What you need to do: Determine the number of lines where "осуществляющих" occurs and reply with that number by itself.

Start Source material

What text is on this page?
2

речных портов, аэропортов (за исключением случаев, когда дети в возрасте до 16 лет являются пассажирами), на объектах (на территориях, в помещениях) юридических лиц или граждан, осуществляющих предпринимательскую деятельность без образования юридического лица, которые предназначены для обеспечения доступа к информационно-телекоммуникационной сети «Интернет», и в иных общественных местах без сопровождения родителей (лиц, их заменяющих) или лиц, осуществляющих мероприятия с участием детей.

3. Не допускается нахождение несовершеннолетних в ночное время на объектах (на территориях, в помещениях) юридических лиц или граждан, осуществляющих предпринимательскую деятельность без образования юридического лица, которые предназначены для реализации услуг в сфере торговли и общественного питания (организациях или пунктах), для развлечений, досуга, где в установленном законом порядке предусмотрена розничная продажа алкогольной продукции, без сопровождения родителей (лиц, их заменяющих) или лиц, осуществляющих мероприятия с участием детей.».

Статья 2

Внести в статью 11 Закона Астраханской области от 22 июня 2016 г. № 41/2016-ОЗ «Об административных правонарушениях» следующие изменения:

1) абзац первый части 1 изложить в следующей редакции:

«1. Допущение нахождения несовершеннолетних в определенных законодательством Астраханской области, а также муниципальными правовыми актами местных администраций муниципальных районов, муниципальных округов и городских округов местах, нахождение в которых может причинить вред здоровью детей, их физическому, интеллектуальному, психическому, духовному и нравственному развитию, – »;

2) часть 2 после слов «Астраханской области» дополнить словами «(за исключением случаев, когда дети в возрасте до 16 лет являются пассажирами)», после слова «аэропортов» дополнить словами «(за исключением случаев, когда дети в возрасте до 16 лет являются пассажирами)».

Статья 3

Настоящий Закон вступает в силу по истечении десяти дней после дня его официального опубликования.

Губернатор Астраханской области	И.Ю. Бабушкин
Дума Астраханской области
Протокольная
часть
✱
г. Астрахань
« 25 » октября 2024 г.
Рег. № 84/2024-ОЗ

End Source material

The completed task: 2